WHAT IS EXPECTED —
Copy out every record below, word for word.

+++++

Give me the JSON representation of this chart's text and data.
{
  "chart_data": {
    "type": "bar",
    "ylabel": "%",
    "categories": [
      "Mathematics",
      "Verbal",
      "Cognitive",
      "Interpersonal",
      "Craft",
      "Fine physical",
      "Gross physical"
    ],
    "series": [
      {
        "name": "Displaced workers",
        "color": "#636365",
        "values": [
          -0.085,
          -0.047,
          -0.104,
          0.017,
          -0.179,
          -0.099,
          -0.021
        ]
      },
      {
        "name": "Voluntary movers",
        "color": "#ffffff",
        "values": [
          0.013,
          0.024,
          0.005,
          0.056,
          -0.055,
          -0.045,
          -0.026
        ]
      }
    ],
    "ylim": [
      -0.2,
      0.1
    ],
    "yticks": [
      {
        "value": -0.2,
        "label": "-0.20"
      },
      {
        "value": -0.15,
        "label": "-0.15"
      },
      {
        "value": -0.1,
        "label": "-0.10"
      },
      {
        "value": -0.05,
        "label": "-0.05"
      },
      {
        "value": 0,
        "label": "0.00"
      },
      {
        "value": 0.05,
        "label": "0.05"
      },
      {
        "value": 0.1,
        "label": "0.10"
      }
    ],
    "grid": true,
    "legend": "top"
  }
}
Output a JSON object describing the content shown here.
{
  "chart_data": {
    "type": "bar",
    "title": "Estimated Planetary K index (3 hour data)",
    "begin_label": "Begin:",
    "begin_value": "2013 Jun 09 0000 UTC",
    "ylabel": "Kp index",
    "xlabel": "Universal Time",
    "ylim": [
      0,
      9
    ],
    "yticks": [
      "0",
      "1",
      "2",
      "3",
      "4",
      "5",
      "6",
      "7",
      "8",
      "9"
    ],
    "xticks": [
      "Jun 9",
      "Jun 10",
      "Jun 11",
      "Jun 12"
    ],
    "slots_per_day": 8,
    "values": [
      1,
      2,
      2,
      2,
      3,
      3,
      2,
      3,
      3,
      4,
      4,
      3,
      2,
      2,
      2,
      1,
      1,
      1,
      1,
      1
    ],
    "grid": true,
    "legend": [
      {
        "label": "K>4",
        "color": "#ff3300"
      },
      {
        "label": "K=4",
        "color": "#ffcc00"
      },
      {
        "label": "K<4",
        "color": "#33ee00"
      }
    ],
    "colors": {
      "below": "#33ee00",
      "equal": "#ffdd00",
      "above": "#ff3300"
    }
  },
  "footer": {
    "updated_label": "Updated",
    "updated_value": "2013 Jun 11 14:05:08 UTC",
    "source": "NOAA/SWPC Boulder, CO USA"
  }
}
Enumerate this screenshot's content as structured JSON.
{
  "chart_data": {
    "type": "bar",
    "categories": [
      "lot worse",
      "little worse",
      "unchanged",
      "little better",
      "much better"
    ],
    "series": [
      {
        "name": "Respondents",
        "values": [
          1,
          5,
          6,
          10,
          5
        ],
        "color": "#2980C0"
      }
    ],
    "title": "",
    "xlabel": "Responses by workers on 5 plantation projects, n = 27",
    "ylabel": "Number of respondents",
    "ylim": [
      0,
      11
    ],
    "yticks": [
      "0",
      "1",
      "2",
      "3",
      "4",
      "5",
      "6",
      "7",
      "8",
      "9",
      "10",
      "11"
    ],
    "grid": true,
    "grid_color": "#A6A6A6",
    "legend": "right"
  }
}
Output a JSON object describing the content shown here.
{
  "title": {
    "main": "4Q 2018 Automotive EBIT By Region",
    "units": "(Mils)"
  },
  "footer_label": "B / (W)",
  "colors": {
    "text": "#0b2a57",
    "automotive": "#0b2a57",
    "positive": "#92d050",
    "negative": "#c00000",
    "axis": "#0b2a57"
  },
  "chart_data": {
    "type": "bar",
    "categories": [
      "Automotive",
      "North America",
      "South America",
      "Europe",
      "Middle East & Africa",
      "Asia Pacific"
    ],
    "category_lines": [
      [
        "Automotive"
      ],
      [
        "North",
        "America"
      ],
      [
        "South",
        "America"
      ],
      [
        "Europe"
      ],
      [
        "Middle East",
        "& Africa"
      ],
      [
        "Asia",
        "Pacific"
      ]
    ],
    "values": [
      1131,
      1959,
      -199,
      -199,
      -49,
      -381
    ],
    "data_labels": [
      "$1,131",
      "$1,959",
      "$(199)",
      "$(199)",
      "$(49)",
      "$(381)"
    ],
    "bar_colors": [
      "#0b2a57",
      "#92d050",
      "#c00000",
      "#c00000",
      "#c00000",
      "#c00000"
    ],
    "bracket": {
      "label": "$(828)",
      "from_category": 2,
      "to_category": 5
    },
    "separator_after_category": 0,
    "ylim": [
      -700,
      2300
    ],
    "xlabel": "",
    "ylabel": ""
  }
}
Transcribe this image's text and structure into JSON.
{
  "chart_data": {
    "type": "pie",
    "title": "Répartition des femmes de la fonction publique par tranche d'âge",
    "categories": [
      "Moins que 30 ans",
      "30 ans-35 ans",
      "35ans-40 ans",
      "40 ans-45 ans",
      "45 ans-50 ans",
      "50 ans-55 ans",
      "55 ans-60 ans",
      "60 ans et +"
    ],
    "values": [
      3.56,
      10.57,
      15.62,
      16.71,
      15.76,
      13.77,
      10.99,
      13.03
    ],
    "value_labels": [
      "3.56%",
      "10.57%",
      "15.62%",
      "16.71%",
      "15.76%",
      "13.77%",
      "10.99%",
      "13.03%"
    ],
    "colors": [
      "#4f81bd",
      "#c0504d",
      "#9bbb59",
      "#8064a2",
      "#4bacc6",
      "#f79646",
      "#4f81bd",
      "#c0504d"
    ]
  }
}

+++++

FINAL RESULT —
Give me the JSON representation of this chart's text and data.
{
  "chart_data": {
    "type": "bar",
    "ylabel": "%",
    "categories": [
      "Mathematics",
      "Verbal",
      "Cognitive",
      "Interpersonal",
      "Craft",
      "Fine physical",
      "Gross physical"
    ],
    "series": [
      {
        "name": "Displaced workers",
        "color": "#636365",
        "values": [
          -0.085,
          -0.047,
          -0.104,
          0.017,
          -0.179,
          -0.099,
          -0.021
        ]
      },
      {
        "name": "Voluntary movers",
        "color": "#ffffff",
        "values": [
          0.013,
          0.024,
          0.005,
          0.056,
          -0.055,
          -0.045,
          -0.026
        ]
      }
    ],
    "ylim": [
      -0.2,
      0.1
    ],
    "yticks": [
      {
        "value": -0.2,
        "label": "-0.20"
      },
      {
        "value": -0.15,
        "label": "-0.15"
      },
      {
        "value": -0.1,
        "label": "-0.10"
      },
      {
        "value": -0.05,
        "label": "-0.05"
      },
      {
        "value": 0,
        "label": "0.00"
      },
      {
        "value": 0.05,
        "label": "0.05"
      },
      {
        "value": 0.1,
        "label": "0.10"
      }
    ],
    "grid": true,
    "legend": "top"
  }
}
Output a JSON object describing the content shown here.
{
  "chart_data": {
    "type": "bar",
    "title": "Estimated Planetary K index (3 hour data)",
    "begin_label": "Begin:",
    "begin_value": "2013 Jun 09 0000 UTC",
    "ylabel": "Kp index",
    "xlabel": "Universal Time",
    "ylim": [
      0,
      9
    ],
    "yticks": [
      "0",
      "1",
      "2",
      "3",
      "4",
      "5",
      "6",
      "7",
      "8",
      "9"
    ],
    "xticks": [
      "Jun 9",
      "Jun 10",
      "Jun 11",
      "Jun 12"
    ],
    "slots_per_day": 8,
    "values": [
      1,
      2,
      2,
      2,
      3,
      3,
      2,
      3,
      3,
      4,
      4,
      3,
      2,
      2,
      2,
      1,
      1,
      1,
      1,
      1
    ],
    "grid": true,
    "legend": [
      {
        "label": "K>4",
        "color": "#ff3300"
      },
      {
        "label": "K=4",
        "color": "#ffcc00"
      },
      {
        "label": "K<4",
        "color": "#33ee00"
      }
    ],
    "colors": {
      "below": "#33ee00",
      "equal": "#ffdd00",
      "above": "#ff3300"
    }
  },
  "footer": {
    "updated_label": "Updated",
    "updated_value": "2013 Jun 11 14:05:08 UTC",
    "source": "NOAA/SWPC Boulder, CO USA"
  }
}
Enumerate this screenshot's content as structured JSON.
{
  "chart_data": {
    "type": "bar",
    "categories": [
      "lot worse",
      "little worse",
      "unchanged",
      "little better",
      "much better"
    ],
    "series": [
      {
        "name": "Respondents",
        "values": [
          1,
          5,
          6,
          10,
          5
        ],
        "color": "#2980C0"
      }
    ],
    "title": "",
    "xlabel": "Responses by workers on 5 plantation projects, n = 27",
    "ylabel": "Number of respondents",
    "ylim": [
      0,
      11
    ],
    "yticks": [
      "0",
      "1",
      "2",
      "3",
      "4",
      "5",
      "6",
      "7",
      "8",
      "9",
      "10",
      "11"
    ],
    "grid": true,
    "grid_color": "#A6A6A6",
    "legend": "right"
  }
}
Output a JSON object describing the content shown here.
{
  "title": {
    "main": "4Q 2018 Automotive EBIT By Region",
    "units": "(Mils)"
  },
  "footer_label": "B / (W)",
  "colors": {
    "text": "#0b2a57",
    "automotive": "#0b2a57",
    "positive": "#92d050",
    "negative": "#c00000",
    "axis": "#0b2a57"
  },
  "chart_data": {
    "type": "bar",
    "categories": [
      "Automotive",
      "North America",
      "South America",
      "Europe",
      "Middle East & Africa",
      "Asia Pacific"
    ],
    "category_lines": [
      [
        "Automotive"
      ],
      [
        "North",
        "America"
      ],
      [
        "South",
        "America"
      ],
      [
        "Europe"
      ],
      [
        "Middle East",
        "& Africa"
      ],
      [
        "Asia",
        "Pacific"
      ]
    ],
    "values": [
      1131,
      1959,
      -199,
      -199,
      -49,
      -381
    ],
    "data_labels": [
      "$1,131",
      "$1,959",
      "$(199)",
      "$(199)",
      "$(49)",
      "$(381)"
    ],
    "bar_colors": [
      "#0b2a57",
      "#92d050",
      "#c00000",
      "#c00000",
      "#c00000",
      "#c00000"
    ],
    "bracket": {
      "label": "$(828)",
      "from_category": 2,
      "to_category": 5
    },
    "separator_after_category": 0,
    "ylim": [
      -700,
      2300
    ],
    "xlabel": "",
    "ylabel": ""
  }
}
Transcribe this image's text and structure into JSON.
{
  "chart_data": {
    "type": "pie",
    "title": "Répartition des femmes de la fonction publique par tranche d'âge",
    "categories": [
      "Moins que 30 ans",
      "30 ans-35 ans",
      "35ans-40 ans",
      "40 ans-45 ans",
      "45 ans-50 ans",
      "50 ans-55 ans",
      "55 ans-60 ans",
      "60 ans et +"
    ],
    "values": [
      3.56,
      10.57,
      15.62,
      16.71,
      15.76,
      13.77,
      10.99,
      13.03
    ],
    "value_labels": [
      "3.56%",
      "10.57%",
      "15.62%",
      "16.71%",
      "15.76%",
      "13.77%",
      "10.99%",
      "13.03%"
    ],
    "colors": [
      "#4f81bd",
      "#c0504d",
      "#9bbb59",
      "#8064a2",
      "#4bacc6",
      "#f79646",
      "#4f81bd",
      "#c0504d"
    ]
  }
}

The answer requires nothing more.